### INSTRUCTION
Images must not appear in your copy; reproduce every other part of the records exactly.

Dataset items
+++
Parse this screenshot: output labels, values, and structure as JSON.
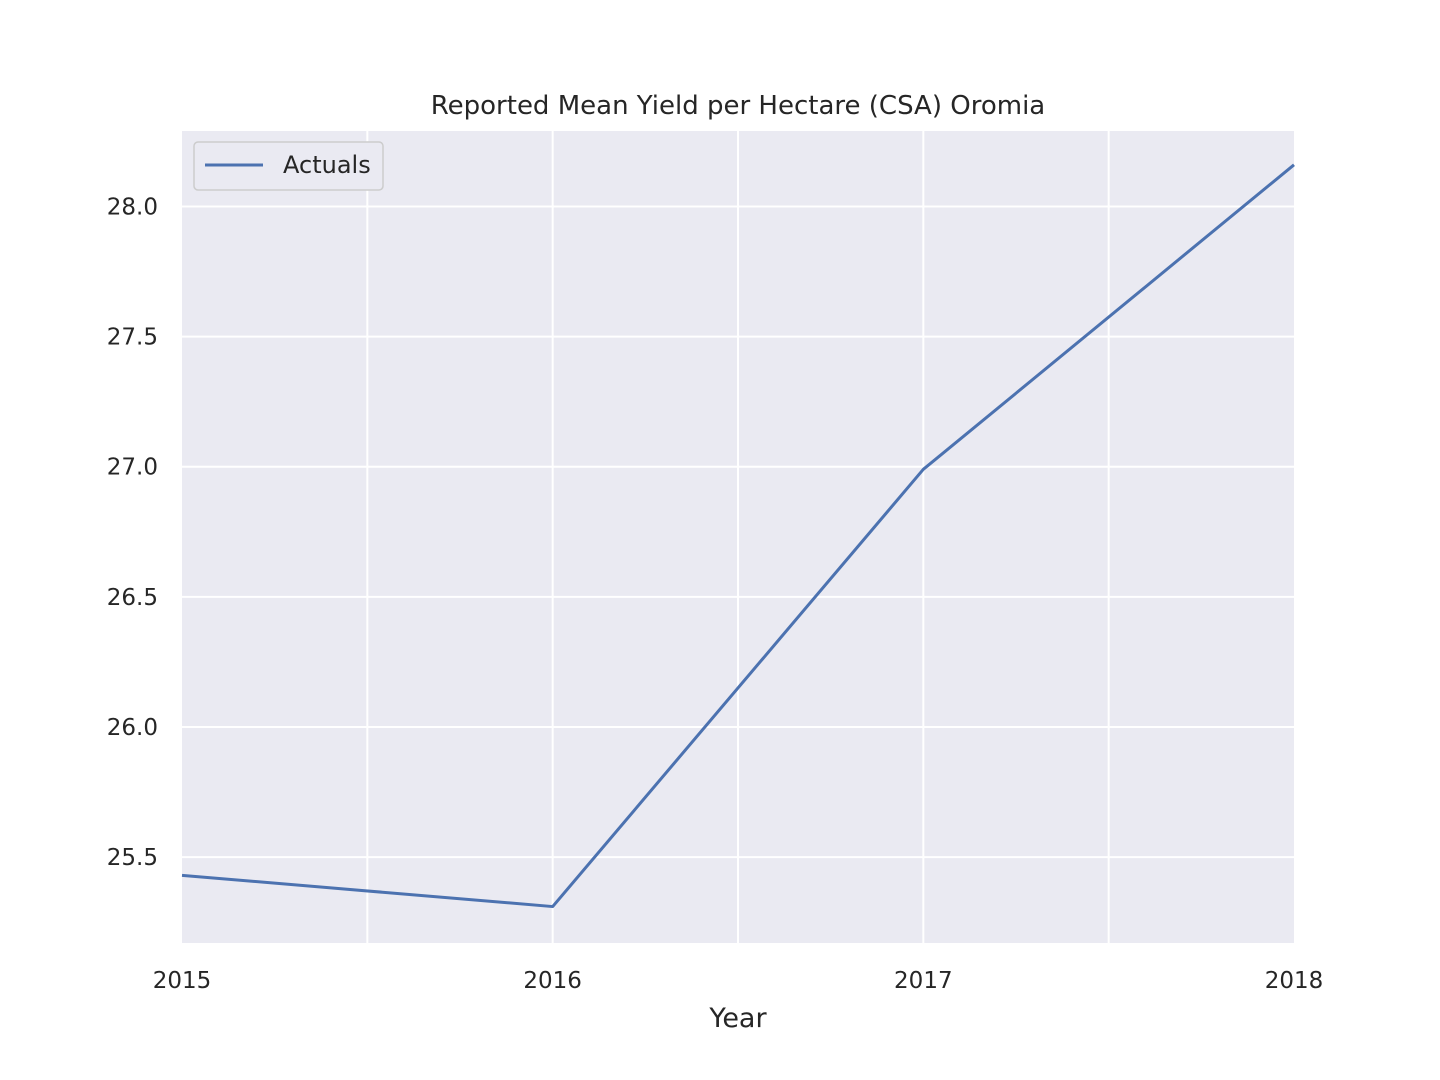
{
  "chart_data": {
    "type": "line",
    "title": "Reported Mean Yield per Hectare (CSA) Oromia",
    "xlabel": "Year",
    "ylabel": "",
    "x": [
      2015,
      2016,
      2017,
      2018
    ],
    "x_tick_labels": [
      "2015",
      "2016",
      "2017",
      "2018"
    ],
    "xlim": [
      2015,
      2018
    ],
    "ylim": [
      25.17,
      28.29
    ],
    "y_ticks": [
      25.5,
      26.0,
      26.5,
      27.0,
      27.5,
      28.0
    ],
    "y_tick_labels": [
      "25.5",
      "26.0",
      "26.5",
      "27.0",
      "27.5",
      "28.0"
    ],
    "grid": true,
    "legend_position": "top-left",
    "series": [
      {
        "name": "Actuals",
        "values": [
          25.43,
          25.31,
          26.99,
          28.16
        ],
        "color": "#4c72b0"
      }
    ]
  }
}
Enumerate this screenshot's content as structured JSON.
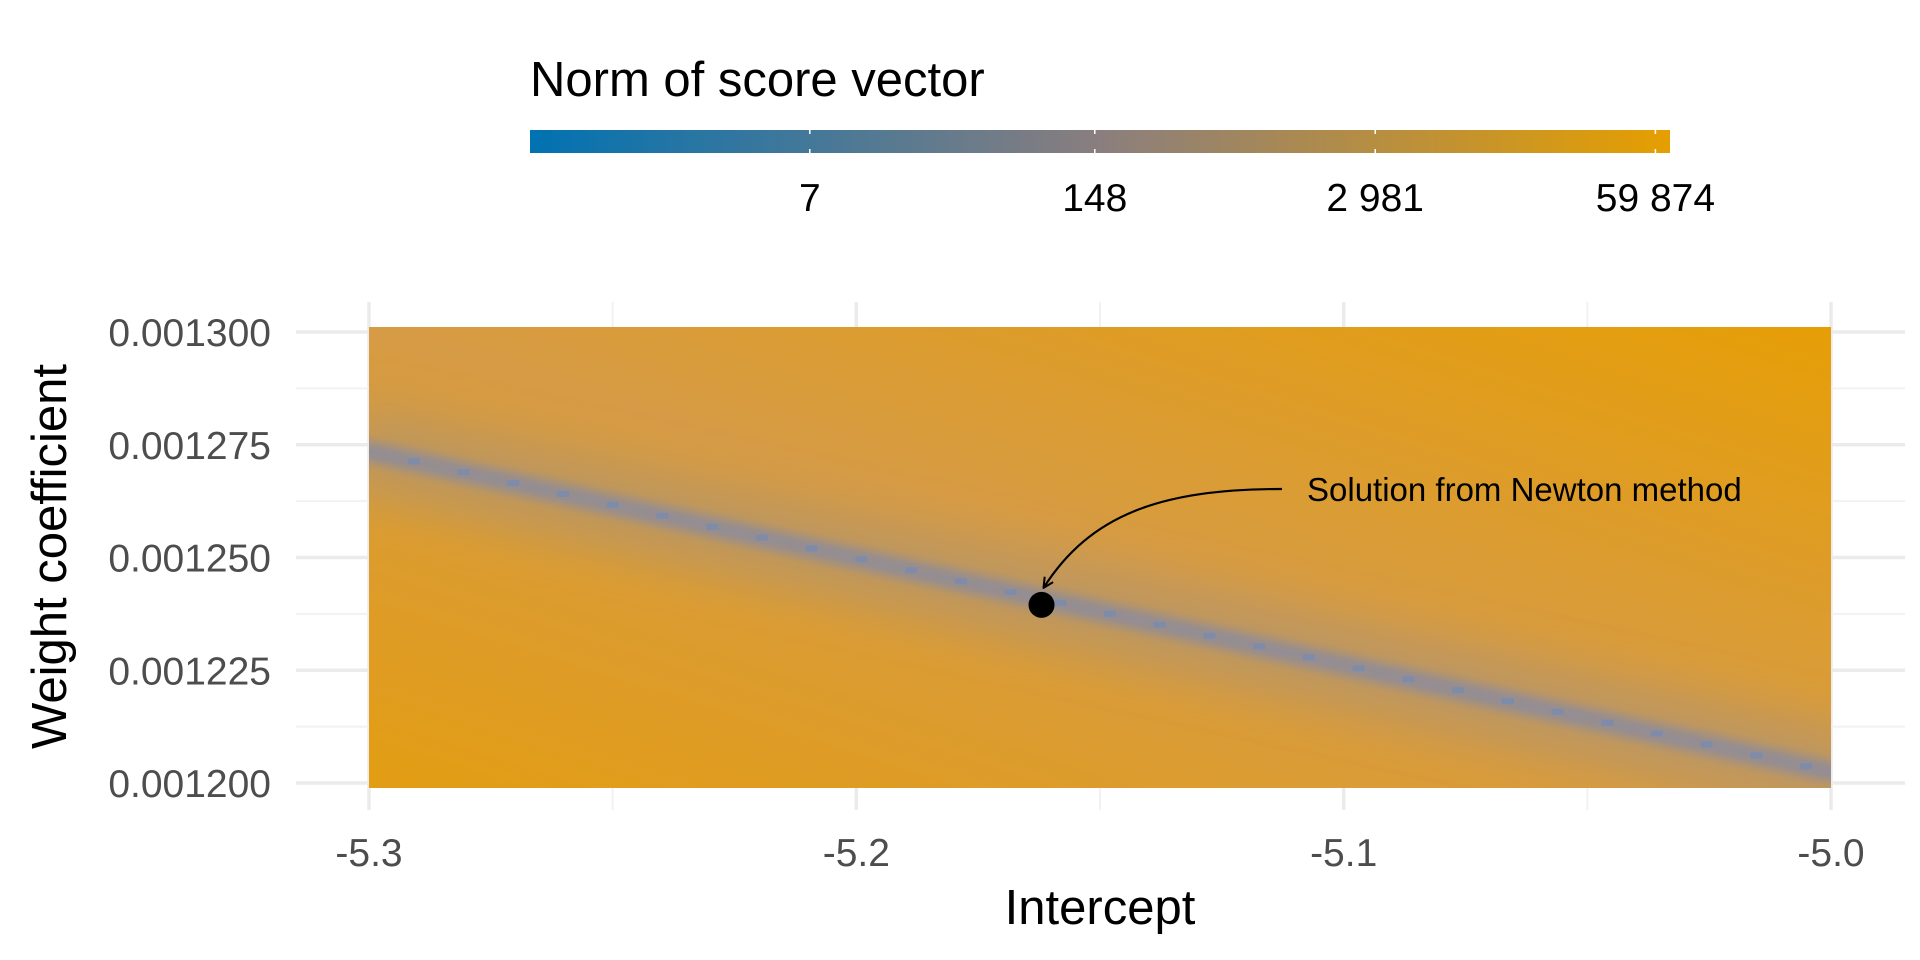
+++
### FULL SOLUTION
Parse this screenshot: output labels, values, and structure as JSON.
{
  "chart_data": {
    "type": "line",
    "title": "Reported Mean Yield per Hectare (CSA) Oromia",
    "xlabel": "Year",
    "ylabel": "",
    "x": [
      2015,
      2016,
      2017,
      2018
    ],
    "x_tick_labels": [
      "2015",
      "2016",
      "2017",
      "2018"
    ],
    "xlim": [
      2015,
      2018
    ],
    "ylim": [
      25.17,
      28.29
    ],
    "y_ticks": [
      25.5,
      26.0,
      26.5,
      27.0,
      27.5,
      28.0
    ],
    "y_tick_labels": [
      "25.5",
      "26.0",
      "26.5",
      "27.0",
      "27.5",
      "28.0"
    ],
    "grid": true,
    "legend_position": "top-left",
    "series": [
      {
        "name": "Actuals",
        "values": [
          25.43,
          25.31,
          26.99,
          28.16
        ],
        "color": "#4c72b0"
      }
    ]
  }
}
Enumerate this screenshot's content as structured JSON.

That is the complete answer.